** Begin Excerpted passage **

God is in the Decals, I mean Details

For those who frequent the GHQ military models forum you may recall that last September I posted a bit about some F-86 decals from Scale Specialties.  This is an update to that post.  To start with I purchased a pair GHQ F-86A-5 (GHQ stock # AC80).  I have my doubts that they are actually the -5 version but my reference library is in storage so I’ll table that discussion for the time being.  The models themselves are of the same excellent quality expected of GHQ.  One of the models had some minor pitting on the fuselage near the leading edge of the wings but it is barely noticeable at arms length.  You can see in the close-up view below that the mold lines were another area where I had to use an X-Acto knife to smooth it out a bit.  Here are the models after adding magnets and priming.  One word of caution, if you intend to place decals on the underside of the wings glue the drop tanks on as the final step.

1/285 Scale F-86A-5 Sabres from GHQ.

1/285 Scale F-86A-5 Sabres from GHQ.

1/285 Scale F-86A-5 by GHQ

1/285 Scale F-86A-5 by GHQ

My original intent for these models was to paint them in Pakistan Air Force (PAF) colors for the ’65 war with India and to a lesser degree ’71 war.  I also intend to pick up a couple of the Raiden F-86 models for comparison.  In the end though I changed my mind and opted for a Korean War USAF F-86 instead due in large part to the Scale Specialties decals I found while looking for something else.  The company offers three sets of decals for Korean War Sabres.  The first pack represent the 4th Fighter Interceptor Wing from 1950-51.  At that time Sabres were flying with black and whit ID stripes on the fuselage and wings.  The second pack, which is the one I selected, represents the 4th Fighter Interceptor Wing during the period from 1951-53.  This pack has the familiar yellow bands which replaced the earlier black and white strips.  The final pack represents the 51st Fighter Wing during the same ’51-’53 time frame.  A very cool feature of these packs is the second decal sheet which includes distinctive nose or fuselage art which was carried by several aces in those wings.  In fact the decal sheet for the 51st Fighter Wing has a very cool dragon which goes on the fuselage that tempts me to buy another pair of Sabres.  In both packs the appropriate tail numbers are also included which allows you to make a very accurate model of that ace’s aircraft.  The downside is that the decals are specific to those aircraft.  Some purists might not like having to mix squadrons and wings when gaming with formations of more than two aircraft.  If that sort of thing does bother you I-94 Enterprises has good decals which are a little more generic in nature.

** End Excerpted passage **
** Begin Entries provided **

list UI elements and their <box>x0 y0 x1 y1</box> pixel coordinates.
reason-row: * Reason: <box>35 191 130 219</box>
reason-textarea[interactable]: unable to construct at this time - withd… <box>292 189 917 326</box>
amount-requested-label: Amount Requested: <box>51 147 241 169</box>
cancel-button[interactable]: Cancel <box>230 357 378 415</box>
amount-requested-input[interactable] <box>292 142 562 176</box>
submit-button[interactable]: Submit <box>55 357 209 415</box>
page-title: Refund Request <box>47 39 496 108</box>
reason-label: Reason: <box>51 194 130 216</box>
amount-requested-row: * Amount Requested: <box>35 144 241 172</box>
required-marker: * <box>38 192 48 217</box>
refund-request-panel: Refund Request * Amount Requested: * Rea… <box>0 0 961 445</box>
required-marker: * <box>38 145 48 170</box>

** End Entries provided **

Exercise tasks:
1. In the post on the GHQ Sabre models, why did the writer decide on a Korean War USAF scheme instead of the Pakistan Air Force colors first planned? Answer in one to three sentences.
2. Reproduce every line of the listing word for word.
The post on the GHQ Sabre models and the listing were taken from unrelated sources.

Answers by task:
1. The writer changed plans largely because of the Scale Specialties decals, which turned up while the writer was looking for something else. These decals made a Korean War USAF F-86 the more appealing choice.

2.
list UI elements and their <box>x0 y0 x1 y1</box> pixel coordinates.
reason-row: * Reason: <box>35 191 130 219</box>
reason-textarea[interactable]: unable to construct at this time - withd… <box>292 189 917 326</box>
amount-requested-label: Amount Requested: <box>51 147 241 169</box>
cancel-button[interactable]: Cancel <box>230 357 378 415</box>
amount-requested-input[interactable] <box>292 142 562 176</box>
submit-button[interactable]: Submit <box>55 357 209 415</box>
page-title: Refund Request <box>47 39 496 108</box>
reason-label: Reason: <box>51 194 130 216</box>
amount-requested-row: * Amount Requested: <box>35 144 241 172</box>
required-marker: * <box>38 192 48 217</box>
refund-request-panel: Refund Request * Amount Requested: * Rea… <box>0 0 961 445</box>
required-marker: * <box>38 145 48 170</box>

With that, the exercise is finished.